- [What this task involves] Copy every record below exactly as written, but leave out the pictures.
-- Start Records supplied --
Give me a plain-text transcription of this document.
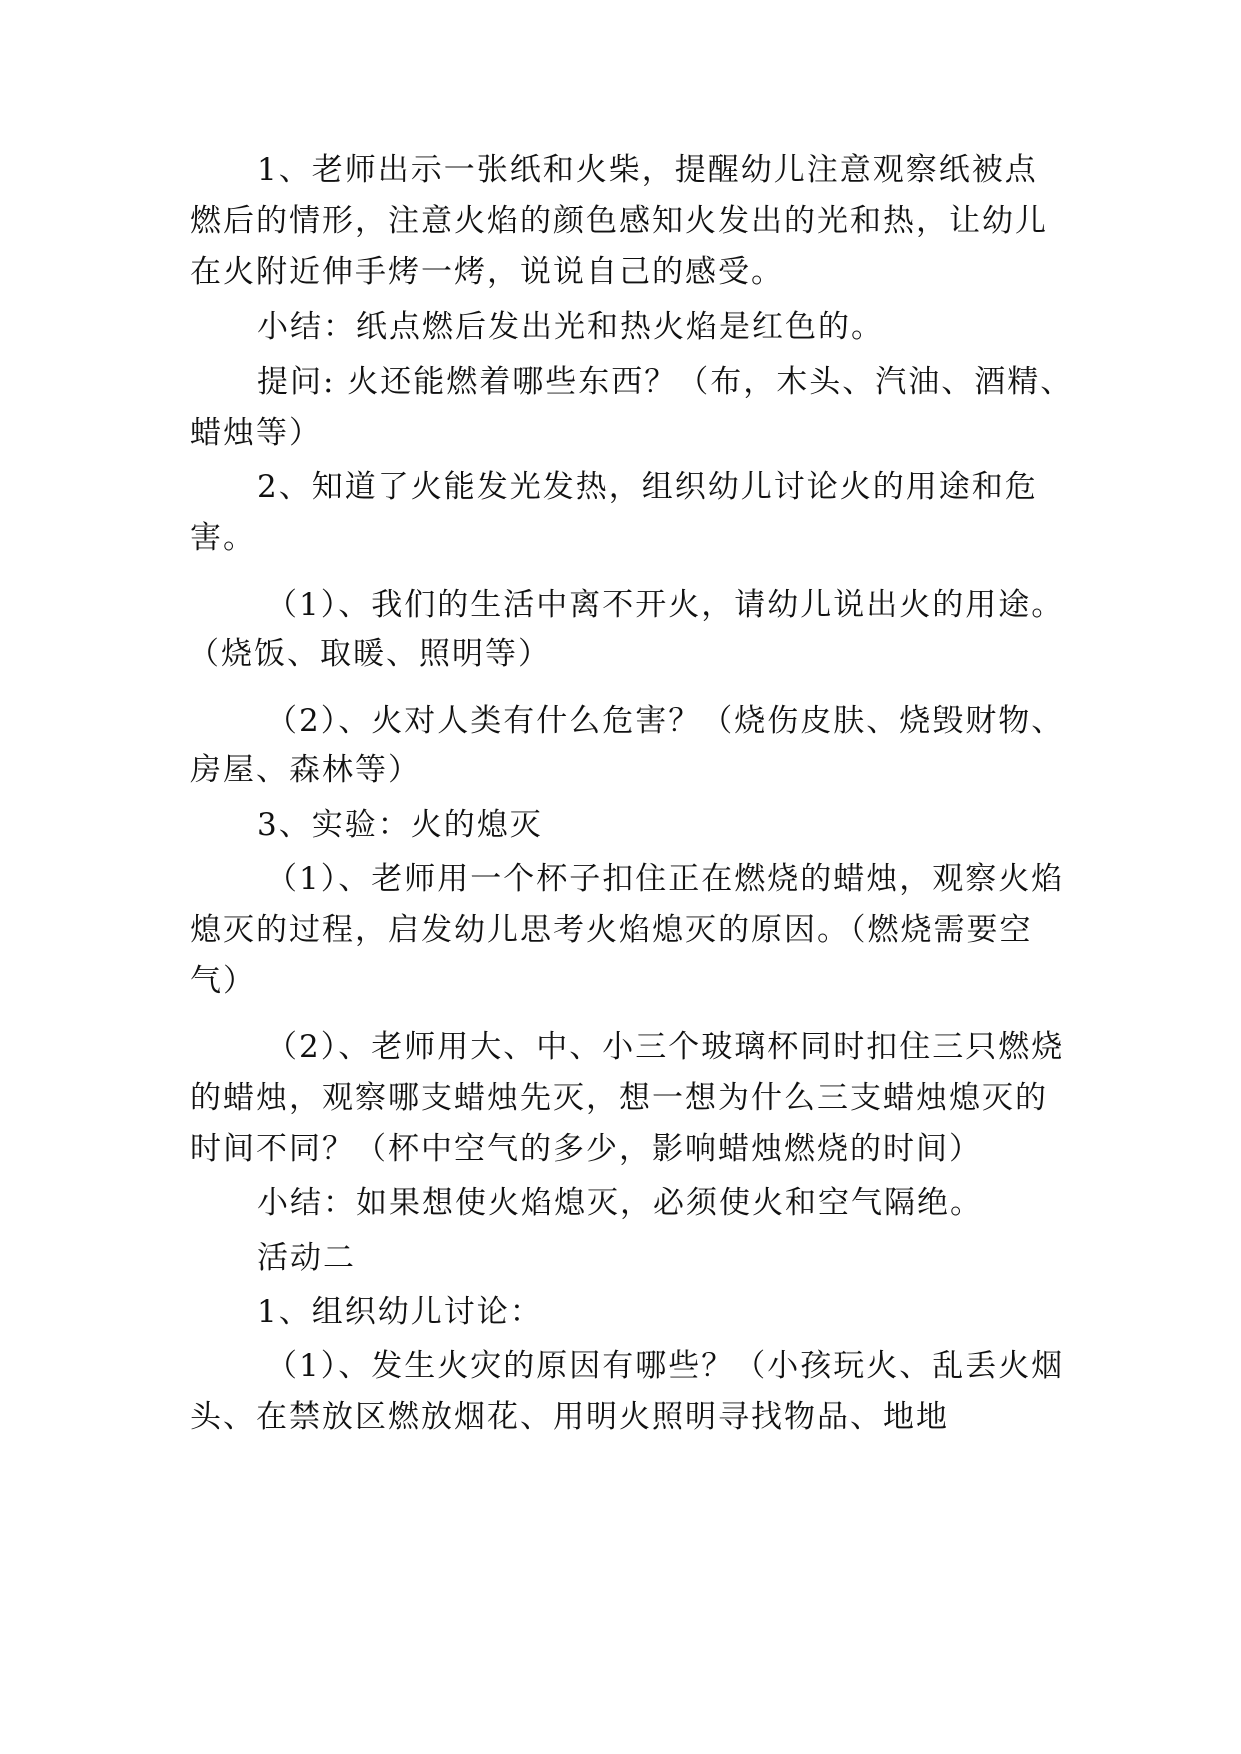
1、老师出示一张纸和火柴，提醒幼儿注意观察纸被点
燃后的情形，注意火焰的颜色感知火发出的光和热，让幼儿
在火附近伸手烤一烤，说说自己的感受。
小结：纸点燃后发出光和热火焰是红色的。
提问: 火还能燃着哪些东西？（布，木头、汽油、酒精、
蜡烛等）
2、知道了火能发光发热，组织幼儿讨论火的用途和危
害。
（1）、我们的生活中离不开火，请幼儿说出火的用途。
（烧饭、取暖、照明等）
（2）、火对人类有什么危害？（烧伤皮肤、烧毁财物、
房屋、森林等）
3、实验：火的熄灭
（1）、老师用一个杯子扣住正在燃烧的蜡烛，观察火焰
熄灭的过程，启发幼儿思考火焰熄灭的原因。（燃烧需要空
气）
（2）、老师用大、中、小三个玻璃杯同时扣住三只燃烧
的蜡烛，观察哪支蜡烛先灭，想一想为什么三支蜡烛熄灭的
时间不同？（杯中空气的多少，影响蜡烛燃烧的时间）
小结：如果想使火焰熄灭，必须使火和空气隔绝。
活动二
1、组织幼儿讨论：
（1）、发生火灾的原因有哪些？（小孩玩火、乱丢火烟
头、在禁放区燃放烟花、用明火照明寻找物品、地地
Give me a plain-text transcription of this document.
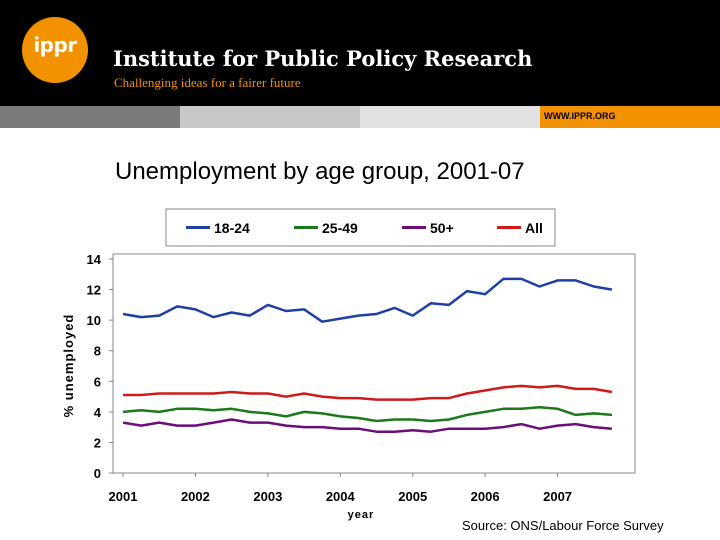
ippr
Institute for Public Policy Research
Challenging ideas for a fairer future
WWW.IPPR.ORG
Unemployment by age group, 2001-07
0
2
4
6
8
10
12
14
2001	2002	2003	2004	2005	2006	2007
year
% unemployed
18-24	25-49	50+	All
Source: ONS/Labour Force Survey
-- End Records supplied --
- [Full response]
Give me a plain-text transcription of this document.
1、老师出示一张纸和火柴，提醒幼儿注意观察纸被点
燃后的情形，注意火焰的颜色感知火发出的光和热，让幼儿
在火附近伸手烤一烤，说说自己的感受。
小结：纸点燃后发出光和热火焰是红色的。
提问: 火还能燃着哪些东西？（布，木头、汽油、酒精、
蜡烛等）
2、知道了火能发光发热，组织幼儿讨论火的用途和危
害。
（1）、我们的生活中离不开火，请幼儿说出火的用途。
（烧饭、取暖、照明等）
（2）、火对人类有什么危害？（烧伤皮肤、烧毁财物、
房屋、森林等）
3、实验：火的熄灭
（1）、老师用一个杯子扣住正在燃烧的蜡烛，观察火焰
熄灭的过程，启发幼儿思考火焰熄灭的原因。（燃烧需要空
气）
（2）、老师用大、中、小三个玻璃杯同时扣住三只燃烧
的蜡烛，观察哪支蜡烛先灭，想一想为什么三支蜡烛熄灭的
时间不同？（杯中空气的多少，影响蜡烛燃烧的时间）
小结：如果想使火焰熄灭，必须使火和空气隔绝。
活动二
1、组织幼儿讨论：
（1）、发生火灾的原因有哪些？（小孩玩火、乱丢火烟
头、在禁放区燃放烟花、用明火照明寻找物品、地地
Give me a plain-text transcription of this document.
ippr
Institute for Public Policy Research
Challenging ideas for a fairer future
WWW.IPPR.ORG
Unemployment by age group, 2001-07
0
2
4
6
8
10
12
14
2001	2002	2003	2004	2005	2006	2007
year
% unemployed
18-24	25-49	50+	All
Source: ONS/Labour Force Survey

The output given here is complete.